• [PROBLEM DETAILS]: The listing below must be repeated word for word, with its images excluded.

• [GIVEN RECORDS]:
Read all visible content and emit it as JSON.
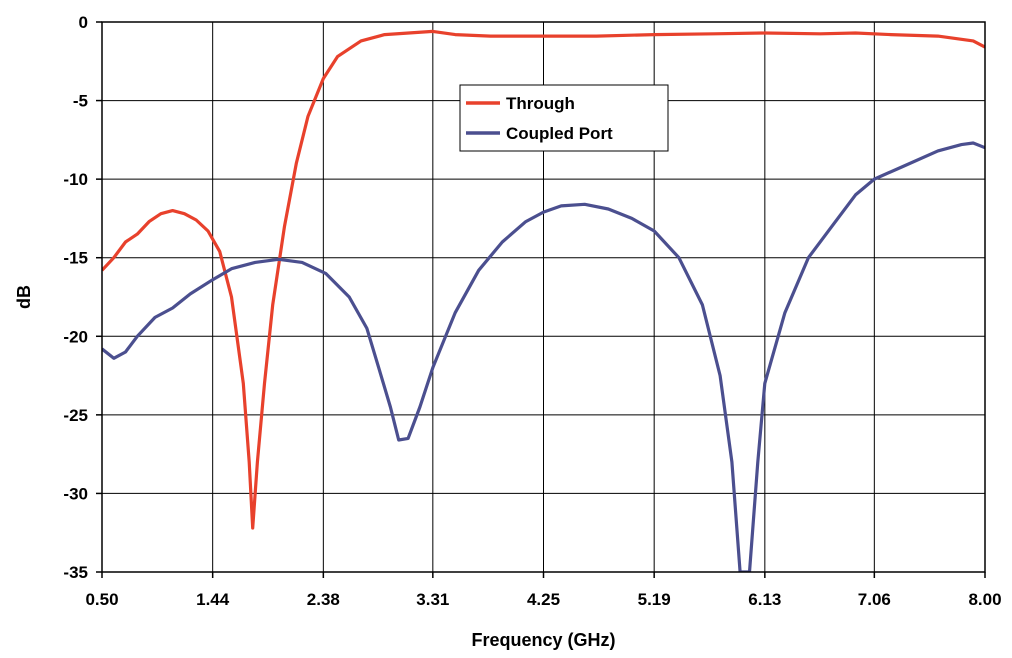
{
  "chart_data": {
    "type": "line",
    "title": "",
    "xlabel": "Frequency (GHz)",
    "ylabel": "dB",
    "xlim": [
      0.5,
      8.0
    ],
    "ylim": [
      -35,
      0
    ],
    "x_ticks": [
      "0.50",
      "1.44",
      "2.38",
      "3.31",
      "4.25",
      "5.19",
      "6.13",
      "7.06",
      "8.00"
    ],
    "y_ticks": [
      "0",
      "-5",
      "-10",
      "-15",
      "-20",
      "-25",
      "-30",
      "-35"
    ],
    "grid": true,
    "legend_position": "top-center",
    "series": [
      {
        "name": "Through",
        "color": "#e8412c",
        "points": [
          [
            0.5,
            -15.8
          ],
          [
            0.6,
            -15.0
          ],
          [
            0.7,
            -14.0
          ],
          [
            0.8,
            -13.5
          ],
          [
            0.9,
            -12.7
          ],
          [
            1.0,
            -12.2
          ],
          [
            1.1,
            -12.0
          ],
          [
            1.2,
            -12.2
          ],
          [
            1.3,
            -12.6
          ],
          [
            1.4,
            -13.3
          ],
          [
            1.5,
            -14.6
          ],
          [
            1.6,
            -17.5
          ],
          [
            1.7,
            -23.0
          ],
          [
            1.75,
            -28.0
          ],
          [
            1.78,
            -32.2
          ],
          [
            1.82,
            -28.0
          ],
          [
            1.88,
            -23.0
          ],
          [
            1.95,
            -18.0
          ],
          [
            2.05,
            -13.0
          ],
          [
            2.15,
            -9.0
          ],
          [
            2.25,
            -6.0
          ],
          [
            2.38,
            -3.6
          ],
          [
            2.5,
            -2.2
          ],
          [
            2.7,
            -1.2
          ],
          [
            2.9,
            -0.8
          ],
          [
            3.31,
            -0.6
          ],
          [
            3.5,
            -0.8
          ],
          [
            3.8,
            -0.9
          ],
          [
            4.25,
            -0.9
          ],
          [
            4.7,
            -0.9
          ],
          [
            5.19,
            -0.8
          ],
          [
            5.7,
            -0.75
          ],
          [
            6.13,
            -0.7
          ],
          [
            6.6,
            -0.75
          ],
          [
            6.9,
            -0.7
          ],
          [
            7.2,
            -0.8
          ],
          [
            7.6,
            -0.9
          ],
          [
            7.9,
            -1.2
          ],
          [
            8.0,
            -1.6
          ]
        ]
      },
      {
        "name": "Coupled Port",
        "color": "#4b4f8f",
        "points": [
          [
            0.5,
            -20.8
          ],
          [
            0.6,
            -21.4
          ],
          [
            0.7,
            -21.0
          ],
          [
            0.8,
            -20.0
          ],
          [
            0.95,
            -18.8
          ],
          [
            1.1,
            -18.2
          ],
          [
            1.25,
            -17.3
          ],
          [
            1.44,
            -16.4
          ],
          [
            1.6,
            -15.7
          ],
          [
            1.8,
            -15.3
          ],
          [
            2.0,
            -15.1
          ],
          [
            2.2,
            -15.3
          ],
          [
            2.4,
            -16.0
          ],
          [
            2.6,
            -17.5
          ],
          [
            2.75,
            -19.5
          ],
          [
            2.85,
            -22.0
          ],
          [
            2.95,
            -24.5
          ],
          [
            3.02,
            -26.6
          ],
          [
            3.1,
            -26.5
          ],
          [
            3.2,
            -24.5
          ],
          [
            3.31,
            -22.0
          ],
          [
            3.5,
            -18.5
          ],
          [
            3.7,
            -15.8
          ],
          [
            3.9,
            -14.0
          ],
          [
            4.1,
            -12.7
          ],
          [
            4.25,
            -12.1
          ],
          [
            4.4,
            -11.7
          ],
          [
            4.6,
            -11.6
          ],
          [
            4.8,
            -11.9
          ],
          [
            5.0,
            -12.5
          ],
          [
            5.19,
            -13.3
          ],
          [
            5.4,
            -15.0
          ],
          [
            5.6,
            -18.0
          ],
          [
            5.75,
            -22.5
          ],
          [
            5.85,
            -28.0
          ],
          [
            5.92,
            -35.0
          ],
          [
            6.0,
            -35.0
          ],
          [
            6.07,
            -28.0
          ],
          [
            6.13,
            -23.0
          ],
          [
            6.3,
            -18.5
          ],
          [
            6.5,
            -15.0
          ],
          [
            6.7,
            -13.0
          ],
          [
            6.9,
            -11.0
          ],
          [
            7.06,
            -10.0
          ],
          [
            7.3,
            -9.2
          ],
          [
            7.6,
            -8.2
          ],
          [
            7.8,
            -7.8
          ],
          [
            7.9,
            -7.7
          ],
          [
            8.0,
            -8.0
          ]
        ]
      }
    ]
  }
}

• [COMPLETE OUTPUT]:
Read all visible content and emit it as JSON.
{
  "chart_data": {
    "type": "line",
    "title": "",
    "xlabel": "Frequency (GHz)",
    "ylabel": "dB",
    "xlim": [
      0.5,
      8.0
    ],
    "ylim": [
      -35,
      0
    ],
    "x_ticks": [
      "0.50",
      "1.44",
      "2.38",
      "3.31",
      "4.25",
      "5.19",
      "6.13",
      "7.06",
      "8.00"
    ],
    "y_ticks": [
      "0",
      "-5",
      "-10",
      "-15",
      "-20",
      "-25",
      "-30",
      "-35"
    ],
    "grid": true,
    "legend_position": "top-center",
    "series": [
      {
        "name": "Through",
        "color": "#e8412c",
        "points": [
          [
            0.5,
            -15.8
          ],
          [
            0.6,
            -15.0
          ],
          [
            0.7,
            -14.0
          ],
          [
            0.8,
            -13.5
          ],
          [
            0.9,
            -12.7
          ],
          [
            1.0,
            -12.2
          ],
          [
            1.1,
            -12.0
          ],
          [
            1.2,
            -12.2
          ],
          [
            1.3,
            -12.6
          ],
          [
            1.4,
            -13.3
          ],
          [
            1.5,
            -14.6
          ],
          [
            1.6,
            -17.5
          ],
          [
            1.7,
            -23.0
          ],
          [
            1.75,
            -28.0
          ],
          [
            1.78,
            -32.2
          ],
          [
            1.82,
            -28.0
          ],
          [
            1.88,
            -23.0
          ],
          [
            1.95,
            -18.0
          ],
          [
            2.05,
            -13.0
          ],
          [
            2.15,
            -9.0
          ],
          [
            2.25,
            -6.0
          ],
          [
            2.38,
            -3.6
          ],
          [
            2.5,
            -2.2
          ],
          [
            2.7,
            -1.2
          ],
          [
            2.9,
            -0.8
          ],
          [
            3.31,
            -0.6
          ],
          [
            3.5,
            -0.8
          ],
          [
            3.8,
            -0.9
          ],
          [
            4.25,
            -0.9
          ],
          [
            4.7,
            -0.9
          ],
          [
            5.19,
            -0.8
          ],
          [
            5.7,
            -0.75
          ],
          [
            6.13,
            -0.7
          ],
          [
            6.6,
            -0.75
          ],
          [
            6.9,
            -0.7
          ],
          [
            7.2,
            -0.8
          ],
          [
            7.6,
            -0.9
          ],
          [
            7.9,
            -1.2
          ],
          [
            8.0,
            -1.6
          ]
        ]
      },
      {
        "name": "Coupled Port",
        "color": "#4b4f8f",
        "points": [
          [
            0.5,
            -20.8
          ],
          [
            0.6,
            -21.4
          ],
          [
            0.7,
            -21.0
          ],
          [
            0.8,
            -20.0
          ],
          [
            0.95,
            -18.8
          ],
          [
            1.1,
            -18.2
          ],
          [
            1.25,
            -17.3
          ],
          [
            1.44,
            -16.4
          ],
          [
            1.6,
            -15.7
          ],
          [
            1.8,
            -15.3
          ],
          [
            2.0,
            -15.1
          ],
          [
            2.2,
            -15.3
          ],
          [
            2.4,
            -16.0
          ],
          [
            2.6,
            -17.5
          ],
          [
            2.75,
            -19.5
          ],
          [
            2.85,
            -22.0
          ],
          [
            2.95,
            -24.5
          ],
          [
            3.02,
            -26.6
          ],
          [
            3.1,
            -26.5
          ],
          [
            3.2,
            -24.5
          ],
          [
            3.31,
            -22.0
          ],
          [
            3.5,
            -18.5
          ],
          [
            3.7,
            -15.8
          ],
          [
            3.9,
            -14.0
          ],
          [
            4.1,
            -12.7
          ],
          [
            4.25,
            -12.1
          ],
          [
            4.4,
            -11.7
          ],
          [
            4.6,
            -11.6
          ],
          [
            4.8,
            -11.9
          ],
          [
            5.0,
            -12.5
          ],
          [
            5.19,
            -13.3
          ],
          [
            5.4,
            -15.0
          ],
          [
            5.6,
            -18.0
          ],
          [
            5.75,
            -22.5
          ],
          [
            5.85,
            -28.0
          ],
          [
            5.92,
            -35.0
          ],
          [
            6.0,
            -35.0
          ],
          [
            6.07,
            -28.0
          ],
          [
            6.13,
            -23.0
          ],
          [
            6.3,
            -18.5
          ],
          [
            6.5,
            -15.0
          ],
          [
            6.7,
            -13.0
          ],
          [
            6.9,
            -11.0
          ],
          [
            7.06,
            -10.0
          ],
          [
            7.3,
            -9.2
          ],
          [
            7.6,
            -8.2
          ],
          [
            7.8,
            -7.8
          ],
          [
            7.9,
            -7.7
          ],
          [
            8.0,
            -8.0
          ]
        ]
      }
    ]
  }
}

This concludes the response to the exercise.